- **Stated problem**
Among the entries, which lines carry the string "Sample"? Copy each of them.

- **Data extract**
======

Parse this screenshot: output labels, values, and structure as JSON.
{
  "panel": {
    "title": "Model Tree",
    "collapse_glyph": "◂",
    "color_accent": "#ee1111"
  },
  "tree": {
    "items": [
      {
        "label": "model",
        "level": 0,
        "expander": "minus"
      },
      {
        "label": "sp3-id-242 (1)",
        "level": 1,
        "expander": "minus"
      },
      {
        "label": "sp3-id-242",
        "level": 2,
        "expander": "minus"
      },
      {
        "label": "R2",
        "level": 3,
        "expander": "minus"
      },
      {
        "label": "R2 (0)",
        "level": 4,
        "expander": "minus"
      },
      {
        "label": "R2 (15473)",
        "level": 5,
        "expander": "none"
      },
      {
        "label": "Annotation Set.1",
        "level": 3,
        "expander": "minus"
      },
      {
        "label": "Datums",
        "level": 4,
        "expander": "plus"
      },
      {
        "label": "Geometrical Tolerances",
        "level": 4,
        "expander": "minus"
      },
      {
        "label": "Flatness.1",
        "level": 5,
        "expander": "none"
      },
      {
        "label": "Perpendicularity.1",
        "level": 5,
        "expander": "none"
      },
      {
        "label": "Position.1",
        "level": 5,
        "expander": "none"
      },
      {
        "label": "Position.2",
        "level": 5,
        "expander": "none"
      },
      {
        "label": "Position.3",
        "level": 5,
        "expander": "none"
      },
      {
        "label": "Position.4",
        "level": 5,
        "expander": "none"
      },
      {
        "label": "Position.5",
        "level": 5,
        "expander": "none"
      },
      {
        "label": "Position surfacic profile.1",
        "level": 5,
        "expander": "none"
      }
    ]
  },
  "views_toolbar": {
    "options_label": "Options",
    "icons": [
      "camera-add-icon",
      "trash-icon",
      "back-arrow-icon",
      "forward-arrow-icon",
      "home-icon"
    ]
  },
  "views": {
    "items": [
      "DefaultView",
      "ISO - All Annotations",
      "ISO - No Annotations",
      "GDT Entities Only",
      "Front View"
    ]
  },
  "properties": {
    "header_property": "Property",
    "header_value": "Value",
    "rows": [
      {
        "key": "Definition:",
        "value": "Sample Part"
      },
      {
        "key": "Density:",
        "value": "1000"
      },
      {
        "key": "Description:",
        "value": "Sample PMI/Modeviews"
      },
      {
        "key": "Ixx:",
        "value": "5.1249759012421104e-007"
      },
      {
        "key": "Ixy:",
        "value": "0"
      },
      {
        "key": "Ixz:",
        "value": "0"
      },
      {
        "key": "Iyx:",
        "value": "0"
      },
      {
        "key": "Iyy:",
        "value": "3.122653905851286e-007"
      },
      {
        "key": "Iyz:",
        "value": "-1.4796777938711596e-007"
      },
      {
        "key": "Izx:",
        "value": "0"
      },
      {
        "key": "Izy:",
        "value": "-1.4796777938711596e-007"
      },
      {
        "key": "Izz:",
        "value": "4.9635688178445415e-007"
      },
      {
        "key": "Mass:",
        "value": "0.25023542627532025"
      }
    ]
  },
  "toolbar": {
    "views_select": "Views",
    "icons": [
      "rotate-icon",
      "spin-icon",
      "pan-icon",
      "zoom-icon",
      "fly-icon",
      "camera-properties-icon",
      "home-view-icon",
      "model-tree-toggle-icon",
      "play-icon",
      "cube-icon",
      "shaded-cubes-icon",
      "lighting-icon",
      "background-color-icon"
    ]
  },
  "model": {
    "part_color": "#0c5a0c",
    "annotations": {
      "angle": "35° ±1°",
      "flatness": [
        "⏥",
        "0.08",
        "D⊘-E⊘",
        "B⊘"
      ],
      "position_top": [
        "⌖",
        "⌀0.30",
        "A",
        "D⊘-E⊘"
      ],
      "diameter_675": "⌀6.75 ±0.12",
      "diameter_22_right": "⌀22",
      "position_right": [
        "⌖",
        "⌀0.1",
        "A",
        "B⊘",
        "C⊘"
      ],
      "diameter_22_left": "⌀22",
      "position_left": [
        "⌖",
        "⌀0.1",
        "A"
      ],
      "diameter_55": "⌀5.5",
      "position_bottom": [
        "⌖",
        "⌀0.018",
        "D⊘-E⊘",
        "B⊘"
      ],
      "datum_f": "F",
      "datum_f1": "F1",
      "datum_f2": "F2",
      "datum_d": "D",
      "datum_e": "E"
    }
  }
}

======

- **Completed exercise**
        "value": "Sample Part"
        "value": "Sample PMI/Modeviews"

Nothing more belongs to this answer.